Stated goal => The listing must be reproduced in full, exactly as it stands.

Data provided =>
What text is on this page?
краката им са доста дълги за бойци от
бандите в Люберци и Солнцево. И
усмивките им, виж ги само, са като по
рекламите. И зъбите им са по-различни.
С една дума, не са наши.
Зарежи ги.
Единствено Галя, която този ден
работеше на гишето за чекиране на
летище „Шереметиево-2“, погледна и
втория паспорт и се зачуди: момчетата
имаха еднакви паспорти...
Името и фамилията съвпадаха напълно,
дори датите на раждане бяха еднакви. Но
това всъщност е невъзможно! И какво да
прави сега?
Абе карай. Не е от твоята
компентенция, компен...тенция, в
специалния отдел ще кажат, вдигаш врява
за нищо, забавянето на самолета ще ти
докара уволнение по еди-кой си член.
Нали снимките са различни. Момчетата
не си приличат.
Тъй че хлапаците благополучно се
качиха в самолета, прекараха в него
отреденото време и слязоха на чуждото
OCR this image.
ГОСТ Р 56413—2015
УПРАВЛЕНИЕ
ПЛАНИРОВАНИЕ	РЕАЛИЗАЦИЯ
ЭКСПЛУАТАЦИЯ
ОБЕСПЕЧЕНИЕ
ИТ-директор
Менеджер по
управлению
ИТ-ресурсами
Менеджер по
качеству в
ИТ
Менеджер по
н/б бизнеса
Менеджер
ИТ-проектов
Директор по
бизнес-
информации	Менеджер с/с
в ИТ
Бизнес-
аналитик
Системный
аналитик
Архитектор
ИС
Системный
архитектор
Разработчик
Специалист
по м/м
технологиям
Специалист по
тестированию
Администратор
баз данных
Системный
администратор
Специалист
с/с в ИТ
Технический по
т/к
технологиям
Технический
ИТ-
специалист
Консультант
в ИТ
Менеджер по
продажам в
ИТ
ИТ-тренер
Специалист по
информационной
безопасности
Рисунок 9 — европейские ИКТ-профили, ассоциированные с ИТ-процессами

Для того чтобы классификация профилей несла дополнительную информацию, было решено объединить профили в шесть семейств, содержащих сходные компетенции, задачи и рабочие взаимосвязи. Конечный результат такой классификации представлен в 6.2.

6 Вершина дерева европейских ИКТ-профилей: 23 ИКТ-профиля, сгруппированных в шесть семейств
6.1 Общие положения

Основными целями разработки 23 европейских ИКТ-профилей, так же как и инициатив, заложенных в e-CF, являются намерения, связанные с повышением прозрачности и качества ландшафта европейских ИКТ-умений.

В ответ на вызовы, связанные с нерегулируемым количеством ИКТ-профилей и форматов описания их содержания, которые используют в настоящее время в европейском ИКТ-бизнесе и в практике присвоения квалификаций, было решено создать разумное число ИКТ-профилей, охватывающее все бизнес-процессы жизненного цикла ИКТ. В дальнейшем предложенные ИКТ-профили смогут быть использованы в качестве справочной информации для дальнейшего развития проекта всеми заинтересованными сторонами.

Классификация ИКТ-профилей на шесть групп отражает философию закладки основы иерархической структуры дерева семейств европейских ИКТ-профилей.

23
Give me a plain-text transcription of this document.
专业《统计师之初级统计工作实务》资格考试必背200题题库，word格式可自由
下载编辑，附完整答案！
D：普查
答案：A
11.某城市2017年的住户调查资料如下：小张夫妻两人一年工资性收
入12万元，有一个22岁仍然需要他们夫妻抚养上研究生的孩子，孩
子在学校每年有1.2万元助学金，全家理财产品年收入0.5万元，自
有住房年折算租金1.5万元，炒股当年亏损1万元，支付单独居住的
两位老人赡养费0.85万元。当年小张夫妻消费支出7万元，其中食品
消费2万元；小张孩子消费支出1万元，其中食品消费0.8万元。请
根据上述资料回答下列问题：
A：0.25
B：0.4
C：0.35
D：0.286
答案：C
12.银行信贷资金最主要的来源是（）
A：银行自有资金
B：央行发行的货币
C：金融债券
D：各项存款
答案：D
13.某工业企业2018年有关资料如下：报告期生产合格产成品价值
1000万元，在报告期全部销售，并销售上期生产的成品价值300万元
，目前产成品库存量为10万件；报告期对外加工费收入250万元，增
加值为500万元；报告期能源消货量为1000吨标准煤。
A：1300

Response =>
What text is on this page?
краката им са доста дълги за бойци от
бандите в Люберци и Солнцево. И
усмивките им, виж ги само, са като по
рекламите. И зъбите им са по-различни.
С една дума, не са наши.
Зарежи ги.
Единствено Галя, която този ден
работеше на гишето за чекиране на
летище „Шереметиево-2“, погледна и
втория паспорт и се зачуди: момчетата
имаха еднакви паспорти...
Името и фамилията съвпадаха напълно,
дори датите на раждане бяха еднакви. Но
това всъщност е невъзможно! И какво да
прави сега?
Абе карай. Не е от твоята
компентенция, компен...тенция, в
специалния отдел ще кажат, вдигаш врява
за нищо, забавянето на самолета ще ти
докара уволнение по еди-кой си член.
Нали снимките са различни. Момчетата
не си приличат.
Тъй че хлапаците благополучно се
качиха в самолета, прекараха в него
отреденото време и слязоха на чуждото
OCR this image.
ГОСТ Р 56413—2015
УПРАВЛЕНИЕ
ПЛАНИРОВАНИЕ	РЕАЛИЗАЦИЯ
ЭКСПЛУАТАЦИЯ
ОБЕСПЕЧЕНИЕ
ИТ-директор
Менеджер по
управлению
ИТ-ресурсами
Менеджер по
качеству в
ИТ
Менеджер по
н/б бизнеса
Менеджер
ИТ-проектов
Директор по
бизнес-
информации	Менеджер с/с
в ИТ
Бизнес-
аналитик
Системный
аналитик
Архитектор
ИС
Системный
архитектор
Разработчик
Специалист
по м/м
технологиям
Специалист по
тестированию
Администратор
баз данных
Системный
администратор
Специалист
с/с в ИТ
Технический по
т/к
технологиям
Технический
ИТ-
специалист
Консультант
в ИТ
Менеджер по
продажам в
ИТ
ИТ-тренер
Специалист по
информационной
безопасности
Рисунок 9 — европейские ИКТ-профили, ассоциированные с ИТ-процессами

Для того чтобы классификация профилей несла дополнительную информацию, было решено объединить профили в шесть семейств, содержащих сходные компетенции, задачи и рабочие взаимосвязи. Конечный результат такой классификации представлен в 6.2.

6 Вершина дерева европейских ИКТ-профилей: 23 ИКТ-профиля, сгруппированных в шесть семейств
6.1 Общие положения

Основными целями разработки 23 европейских ИКТ-профилей, так же как и инициатив, заложенных в e-CF, являются намерения, связанные с повышением прозрачности и качества ландшафта европейских ИКТ-умений.

В ответ на вызовы, связанные с нерегулируемым количеством ИКТ-профилей и форматов описания их содержания, которые используют в настоящее время в европейском ИКТ-бизнесе и в практике присвоения квалификаций, было решено создать разумное число ИКТ-профилей, охватывающее все бизнес-процессы жизненного цикла ИКТ. В дальнейшем предложенные ИКТ-профили смогут быть использованы в качестве справочной информации для дальнейшего развития проекта всеми заинтересованными сторонами.

Классификация ИКТ-профилей на шесть групп отражает философию закладки основы иерархической структуры дерева семейств европейских ИКТ-профилей.

23
Give me a plain-text transcription of this document.
专业《统计师之初级统计工作实务》资格考试必背200题题库，word格式可自由
下载编辑，附完整答案！
D：普查
答案：A
11.某城市2017年的住户调查资料如下：小张夫妻两人一年工资性收
入12万元，有一个22岁仍然需要他们夫妻抚养上研究生的孩子，孩
子在学校每年有1.2万元助学金，全家理财产品年收入0.5万元，自
有住房年折算租金1.5万元，炒股当年亏损1万元，支付单独居住的
两位老人赡养费0.85万元。当年小张夫妻消费支出7万元，其中食品
消费2万元；小张孩子消费支出1万元，其中食品消费0.8万元。请
根据上述资料回答下列问题：
A：0.25
B：0.4
C：0.35
D：0.286
答案：C
12.银行信贷资金最主要的来源是（）
A：银行自有资金
B：央行发行的货币
C：金融债券
D：各项存款
答案：D
13.某工业企业2018年有关资料如下：报告期生产合格产成品价值
1000万元，在报告期全部销售，并销售上期生产的成品价值300万元
，目前产成品库存量为10万件；报告期对外加工费收入250万元，增
加值为500万元；报告期能源消货量为1000吨标准煤。
A：1300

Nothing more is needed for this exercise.